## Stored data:
---

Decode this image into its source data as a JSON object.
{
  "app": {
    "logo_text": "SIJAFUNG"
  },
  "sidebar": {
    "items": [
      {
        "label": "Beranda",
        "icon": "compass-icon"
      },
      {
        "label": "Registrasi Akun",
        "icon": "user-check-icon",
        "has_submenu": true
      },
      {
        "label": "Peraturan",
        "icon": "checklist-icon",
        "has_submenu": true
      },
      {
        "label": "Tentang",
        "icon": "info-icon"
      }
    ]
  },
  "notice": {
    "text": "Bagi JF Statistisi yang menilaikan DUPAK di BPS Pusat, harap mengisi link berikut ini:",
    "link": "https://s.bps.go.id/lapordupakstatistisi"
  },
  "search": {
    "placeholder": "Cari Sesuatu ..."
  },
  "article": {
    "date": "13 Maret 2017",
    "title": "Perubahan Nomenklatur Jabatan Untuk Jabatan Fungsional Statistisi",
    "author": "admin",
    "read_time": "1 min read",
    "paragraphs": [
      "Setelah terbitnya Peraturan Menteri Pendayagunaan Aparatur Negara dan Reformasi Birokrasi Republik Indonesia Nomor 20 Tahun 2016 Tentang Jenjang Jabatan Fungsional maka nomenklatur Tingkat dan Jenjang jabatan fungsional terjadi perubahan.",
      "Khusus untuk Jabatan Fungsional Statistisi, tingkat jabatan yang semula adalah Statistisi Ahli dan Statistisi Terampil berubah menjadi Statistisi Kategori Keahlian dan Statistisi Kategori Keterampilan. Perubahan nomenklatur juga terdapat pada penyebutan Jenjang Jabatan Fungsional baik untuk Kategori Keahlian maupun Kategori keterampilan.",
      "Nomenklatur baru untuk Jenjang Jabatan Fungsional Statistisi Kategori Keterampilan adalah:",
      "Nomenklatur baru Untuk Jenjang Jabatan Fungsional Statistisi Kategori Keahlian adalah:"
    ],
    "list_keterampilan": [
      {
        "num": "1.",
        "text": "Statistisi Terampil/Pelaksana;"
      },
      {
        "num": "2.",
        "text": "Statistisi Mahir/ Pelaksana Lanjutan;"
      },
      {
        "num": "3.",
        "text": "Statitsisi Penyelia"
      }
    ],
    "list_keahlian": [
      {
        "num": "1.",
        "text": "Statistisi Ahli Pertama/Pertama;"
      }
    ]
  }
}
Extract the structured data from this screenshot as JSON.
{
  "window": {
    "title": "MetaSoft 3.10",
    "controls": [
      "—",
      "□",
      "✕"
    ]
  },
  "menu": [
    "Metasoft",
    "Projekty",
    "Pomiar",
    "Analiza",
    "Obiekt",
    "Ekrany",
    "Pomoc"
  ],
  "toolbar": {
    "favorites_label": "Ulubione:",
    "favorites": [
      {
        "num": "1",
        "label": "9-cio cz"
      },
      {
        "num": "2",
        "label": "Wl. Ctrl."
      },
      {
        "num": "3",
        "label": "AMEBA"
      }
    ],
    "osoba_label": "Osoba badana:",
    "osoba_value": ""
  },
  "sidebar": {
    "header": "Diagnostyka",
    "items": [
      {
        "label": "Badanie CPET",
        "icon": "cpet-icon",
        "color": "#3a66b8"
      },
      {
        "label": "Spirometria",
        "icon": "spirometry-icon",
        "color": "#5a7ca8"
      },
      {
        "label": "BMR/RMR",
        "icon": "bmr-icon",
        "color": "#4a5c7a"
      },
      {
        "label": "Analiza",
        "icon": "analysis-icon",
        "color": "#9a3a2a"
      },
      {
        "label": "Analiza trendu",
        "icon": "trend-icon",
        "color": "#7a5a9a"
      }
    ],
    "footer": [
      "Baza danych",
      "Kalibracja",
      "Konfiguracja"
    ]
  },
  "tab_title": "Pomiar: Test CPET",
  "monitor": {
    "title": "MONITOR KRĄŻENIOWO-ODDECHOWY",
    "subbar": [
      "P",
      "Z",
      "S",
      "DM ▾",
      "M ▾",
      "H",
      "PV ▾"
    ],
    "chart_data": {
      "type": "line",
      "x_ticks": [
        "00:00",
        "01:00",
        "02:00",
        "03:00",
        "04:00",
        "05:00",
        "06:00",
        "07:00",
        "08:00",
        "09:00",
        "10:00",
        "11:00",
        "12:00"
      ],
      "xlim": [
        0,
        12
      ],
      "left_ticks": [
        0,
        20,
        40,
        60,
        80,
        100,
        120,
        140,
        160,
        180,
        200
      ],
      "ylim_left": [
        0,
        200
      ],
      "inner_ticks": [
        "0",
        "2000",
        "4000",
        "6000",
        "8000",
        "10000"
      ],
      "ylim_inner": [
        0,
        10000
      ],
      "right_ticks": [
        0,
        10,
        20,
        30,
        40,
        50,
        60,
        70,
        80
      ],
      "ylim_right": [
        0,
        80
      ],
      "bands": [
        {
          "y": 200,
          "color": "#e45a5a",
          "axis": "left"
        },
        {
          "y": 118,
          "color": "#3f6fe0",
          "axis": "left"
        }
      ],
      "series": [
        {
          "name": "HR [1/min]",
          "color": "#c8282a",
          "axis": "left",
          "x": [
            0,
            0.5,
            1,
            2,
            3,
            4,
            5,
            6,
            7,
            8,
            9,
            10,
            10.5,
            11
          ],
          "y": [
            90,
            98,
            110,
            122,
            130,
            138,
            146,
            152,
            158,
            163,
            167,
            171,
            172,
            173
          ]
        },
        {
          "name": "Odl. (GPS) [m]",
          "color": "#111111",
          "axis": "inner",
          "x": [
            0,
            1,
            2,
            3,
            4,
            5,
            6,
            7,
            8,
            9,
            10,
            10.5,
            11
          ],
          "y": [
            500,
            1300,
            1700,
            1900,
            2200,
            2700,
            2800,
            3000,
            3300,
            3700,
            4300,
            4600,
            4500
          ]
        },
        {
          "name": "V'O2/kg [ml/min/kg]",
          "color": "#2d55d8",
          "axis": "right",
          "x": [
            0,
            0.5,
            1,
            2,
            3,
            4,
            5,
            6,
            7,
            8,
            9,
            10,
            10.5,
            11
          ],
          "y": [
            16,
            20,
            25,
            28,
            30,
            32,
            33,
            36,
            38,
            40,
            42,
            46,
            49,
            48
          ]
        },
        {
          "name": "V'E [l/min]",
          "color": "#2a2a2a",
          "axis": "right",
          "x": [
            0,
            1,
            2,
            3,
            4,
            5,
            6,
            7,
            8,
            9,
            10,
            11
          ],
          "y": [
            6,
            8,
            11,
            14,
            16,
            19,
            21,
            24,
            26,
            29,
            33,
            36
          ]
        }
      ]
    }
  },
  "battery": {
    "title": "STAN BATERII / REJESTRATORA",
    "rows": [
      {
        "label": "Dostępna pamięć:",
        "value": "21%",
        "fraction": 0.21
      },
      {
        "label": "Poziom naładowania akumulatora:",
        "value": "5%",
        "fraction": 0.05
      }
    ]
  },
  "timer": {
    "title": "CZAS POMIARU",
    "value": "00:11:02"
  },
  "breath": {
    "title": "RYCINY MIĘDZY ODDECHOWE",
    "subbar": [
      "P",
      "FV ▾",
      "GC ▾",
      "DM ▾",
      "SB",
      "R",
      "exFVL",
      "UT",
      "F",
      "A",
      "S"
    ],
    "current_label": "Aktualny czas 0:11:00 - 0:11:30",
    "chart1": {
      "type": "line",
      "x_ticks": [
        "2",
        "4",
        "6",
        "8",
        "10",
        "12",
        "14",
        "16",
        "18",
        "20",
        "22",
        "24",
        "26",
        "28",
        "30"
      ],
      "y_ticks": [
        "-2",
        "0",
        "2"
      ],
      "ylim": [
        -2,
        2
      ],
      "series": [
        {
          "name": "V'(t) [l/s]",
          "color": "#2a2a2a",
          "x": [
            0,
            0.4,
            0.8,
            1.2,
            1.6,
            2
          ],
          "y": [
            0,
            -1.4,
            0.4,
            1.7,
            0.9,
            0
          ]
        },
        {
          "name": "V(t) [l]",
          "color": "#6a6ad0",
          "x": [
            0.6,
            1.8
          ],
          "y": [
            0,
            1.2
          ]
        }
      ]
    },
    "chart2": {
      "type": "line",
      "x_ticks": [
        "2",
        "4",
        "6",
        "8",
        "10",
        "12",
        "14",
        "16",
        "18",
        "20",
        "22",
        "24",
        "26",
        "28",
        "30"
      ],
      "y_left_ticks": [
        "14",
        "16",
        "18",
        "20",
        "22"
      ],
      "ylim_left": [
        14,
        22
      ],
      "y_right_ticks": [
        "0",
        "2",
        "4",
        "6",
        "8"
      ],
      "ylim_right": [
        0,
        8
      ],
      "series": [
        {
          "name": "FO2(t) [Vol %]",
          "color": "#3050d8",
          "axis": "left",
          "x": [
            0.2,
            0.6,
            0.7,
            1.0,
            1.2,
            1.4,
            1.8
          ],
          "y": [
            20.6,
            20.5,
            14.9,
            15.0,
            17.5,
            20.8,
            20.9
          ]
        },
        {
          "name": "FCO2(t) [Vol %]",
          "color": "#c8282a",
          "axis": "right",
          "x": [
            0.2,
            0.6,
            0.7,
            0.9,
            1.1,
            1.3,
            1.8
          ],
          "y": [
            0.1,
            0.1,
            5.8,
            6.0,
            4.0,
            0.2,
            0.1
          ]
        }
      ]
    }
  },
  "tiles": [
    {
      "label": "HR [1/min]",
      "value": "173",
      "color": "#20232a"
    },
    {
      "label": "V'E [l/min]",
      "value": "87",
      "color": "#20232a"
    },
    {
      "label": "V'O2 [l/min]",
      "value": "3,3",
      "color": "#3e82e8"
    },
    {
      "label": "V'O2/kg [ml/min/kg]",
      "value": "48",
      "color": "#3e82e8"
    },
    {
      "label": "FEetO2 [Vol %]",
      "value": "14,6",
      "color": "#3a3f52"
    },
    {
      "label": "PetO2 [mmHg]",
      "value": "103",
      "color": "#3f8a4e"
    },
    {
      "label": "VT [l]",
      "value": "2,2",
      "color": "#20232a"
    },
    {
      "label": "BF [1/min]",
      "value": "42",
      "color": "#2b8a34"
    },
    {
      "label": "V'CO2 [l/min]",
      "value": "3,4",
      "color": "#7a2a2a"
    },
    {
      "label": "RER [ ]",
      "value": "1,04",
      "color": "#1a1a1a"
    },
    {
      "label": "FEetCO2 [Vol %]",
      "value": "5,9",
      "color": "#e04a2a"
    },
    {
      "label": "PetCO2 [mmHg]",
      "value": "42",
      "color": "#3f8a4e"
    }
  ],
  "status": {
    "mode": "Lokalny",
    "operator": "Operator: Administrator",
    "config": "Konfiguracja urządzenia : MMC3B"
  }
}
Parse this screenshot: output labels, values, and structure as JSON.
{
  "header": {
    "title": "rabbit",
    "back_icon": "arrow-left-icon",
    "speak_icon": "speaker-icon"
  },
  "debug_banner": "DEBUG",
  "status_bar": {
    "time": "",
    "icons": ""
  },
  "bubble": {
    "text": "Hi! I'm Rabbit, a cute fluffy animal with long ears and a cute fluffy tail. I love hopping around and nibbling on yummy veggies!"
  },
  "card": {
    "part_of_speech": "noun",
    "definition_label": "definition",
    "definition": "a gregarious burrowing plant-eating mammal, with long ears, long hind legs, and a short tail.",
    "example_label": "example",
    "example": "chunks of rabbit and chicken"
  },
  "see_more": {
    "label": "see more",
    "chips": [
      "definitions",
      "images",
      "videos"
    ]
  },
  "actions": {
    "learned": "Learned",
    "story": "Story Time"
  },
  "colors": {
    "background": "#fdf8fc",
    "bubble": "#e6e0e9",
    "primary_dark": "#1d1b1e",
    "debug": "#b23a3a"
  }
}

---

## Task requirements:
Extract every line from the records above that contains the word "Analiza".

## Task result:
    "Analiza",
        "label": "Analiza",
        "label": "Analiza trendu",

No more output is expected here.